- [TASK MATERIAL]
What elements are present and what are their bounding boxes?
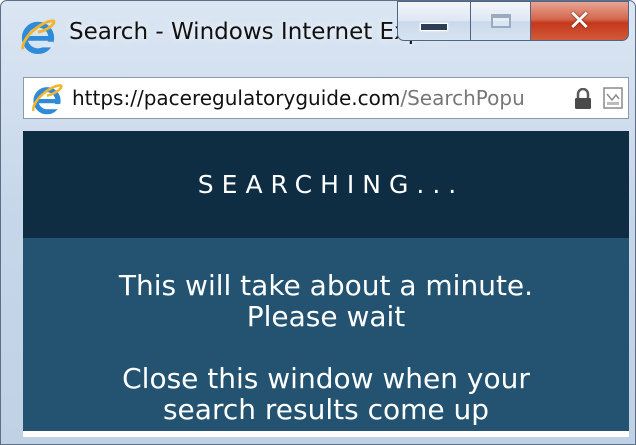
wait-message-line: This will take about a minute. bbox=[118, 269, 534, 302]
address-bar[interactable]: https://paceregulatoryguide.com/SearchPo… bbox=[23, 77, 629, 119]
status-strip bbox=[23, 431, 629, 437]
url-host: https://paceregulatoryguide.com bbox=[72, 86, 401, 110]
page-header: SEARCHING... bbox=[23, 131, 629, 238]
url-text[interactable]: https://paceregulatoryguide.com/SearchPo… bbox=[72, 86, 568, 110]
message-body: This will take about a minute. Please wa… bbox=[23, 238, 629, 425]
close-icon: ✕ bbox=[567, 4, 592, 37]
lock-icon[interactable] bbox=[574, 88, 592, 110]
title-bar[interactable]: Search - Windows Internet Expl... ✕ bbox=[1, 1, 635, 61]
compatibility-view-icon[interactable] bbox=[602, 86, 624, 110]
maximize-button[interactable] bbox=[471, 1, 531, 41]
ie-logo-icon bbox=[21, 19, 56, 55]
wait-message-line: Please wait bbox=[246, 300, 406, 333]
searching-heading: SEARCHING... bbox=[197, 170, 465, 199]
browser-popup-window: Search - Windows Internet Expl... ✕ http… bbox=[0, 0, 636, 445]
page-content: SEARCHING... This will take about a minu… bbox=[23, 131, 629, 431]
window-controls: ✕ bbox=[397, 1, 629, 45]
url-path: /SearchPopu bbox=[400, 86, 525, 110]
minimize-button[interactable] bbox=[397, 1, 471, 41]
close-instruction-line: search results come up bbox=[162, 393, 490, 426]
close-instruction-line: Close this window when your bbox=[122, 362, 530, 395]
close-button[interactable]: ✕ bbox=[531, 1, 629, 41]
maximize-icon bbox=[490, 14, 511, 28]
minimize-icon bbox=[420, 23, 448, 31]
ie-logo-icon bbox=[32, 84, 63, 115]
window-title: Search - Windows Internet Expl... bbox=[69, 19, 451, 45]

- [SHORT TASK] Find each line in the material above that contains the string "paceregulatoryguide" and copy those lines.

- [EXERCISE RESPONSE]
address-bar[interactable]: https://paceregulatoryguide.com/SearchPo… bbox=[23, 77, 629, 119]
url-host: https://paceregulatoryguide.com bbox=[72, 86, 401, 110]
url-text[interactable]: https://paceregulatoryguide.com/SearchPo… bbox=[72, 86, 568, 110]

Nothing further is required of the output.